● **Rows**
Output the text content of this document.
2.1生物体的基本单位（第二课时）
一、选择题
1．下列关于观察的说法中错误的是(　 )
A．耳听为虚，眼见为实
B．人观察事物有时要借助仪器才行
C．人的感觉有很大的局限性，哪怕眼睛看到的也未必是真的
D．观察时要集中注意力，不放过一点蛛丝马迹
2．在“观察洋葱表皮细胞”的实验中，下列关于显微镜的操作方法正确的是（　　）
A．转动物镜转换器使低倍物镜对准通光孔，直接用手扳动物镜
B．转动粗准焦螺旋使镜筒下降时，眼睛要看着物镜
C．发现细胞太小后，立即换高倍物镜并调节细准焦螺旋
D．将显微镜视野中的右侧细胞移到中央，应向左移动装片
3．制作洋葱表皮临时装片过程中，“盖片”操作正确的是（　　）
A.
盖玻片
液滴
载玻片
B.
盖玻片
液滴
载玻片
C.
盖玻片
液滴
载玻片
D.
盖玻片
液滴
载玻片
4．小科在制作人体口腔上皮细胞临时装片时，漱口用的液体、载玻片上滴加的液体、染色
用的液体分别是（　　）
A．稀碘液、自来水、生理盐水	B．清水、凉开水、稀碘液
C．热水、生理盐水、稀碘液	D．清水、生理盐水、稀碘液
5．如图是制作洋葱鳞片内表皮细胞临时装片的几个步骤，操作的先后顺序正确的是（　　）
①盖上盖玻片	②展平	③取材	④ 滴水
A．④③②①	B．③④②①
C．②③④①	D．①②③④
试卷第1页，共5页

● **Work instructions**
Copy out the data shown above without altering anything.

● **Written response**
Output the text content of this document.
2.1生物体的基本单位（第二课时）
一、选择题
1．下列关于观察的说法中错误的是(　 )
A．耳听为虚，眼见为实
B．人观察事物有时要借助仪器才行
C．人的感觉有很大的局限性，哪怕眼睛看到的也未必是真的
D．观察时要集中注意力，不放过一点蛛丝马迹
2．在“观察洋葱表皮细胞”的实验中，下列关于显微镜的操作方法正确的是（　　）
A．转动物镜转换器使低倍物镜对准通光孔，直接用手扳动物镜
B．转动粗准焦螺旋使镜筒下降时，眼睛要看着物镜
C．发现细胞太小后，立即换高倍物镜并调节细准焦螺旋
D．将显微镜视野中的右侧细胞移到中央，应向左移动装片
3．制作洋葱表皮临时装片过程中，“盖片”操作正确的是（　　）
A.
盖玻片
液滴
载玻片
B.
盖玻片
液滴
载玻片
C.
盖玻片
液滴
载玻片
D.
盖玻片
液滴
载玻片
4．小科在制作人体口腔上皮细胞临时装片时，漱口用的液体、载玻片上滴加的液体、染色
用的液体分别是（　　）
A．稀碘液、自来水、生理盐水	B．清水、凉开水、稀碘液
C．热水、生理盐水、稀碘液	D．清水、生理盐水、稀碘液
5．如图是制作洋葱鳞片内表皮细胞临时装片的几个步骤，操作的先后顺序正确的是（　　）
①盖上盖玻片	②展平	③取材	④ 滴水
A．④③②①	B．③④②①
C．②③④①	D．①②③④
试卷第1页，共5页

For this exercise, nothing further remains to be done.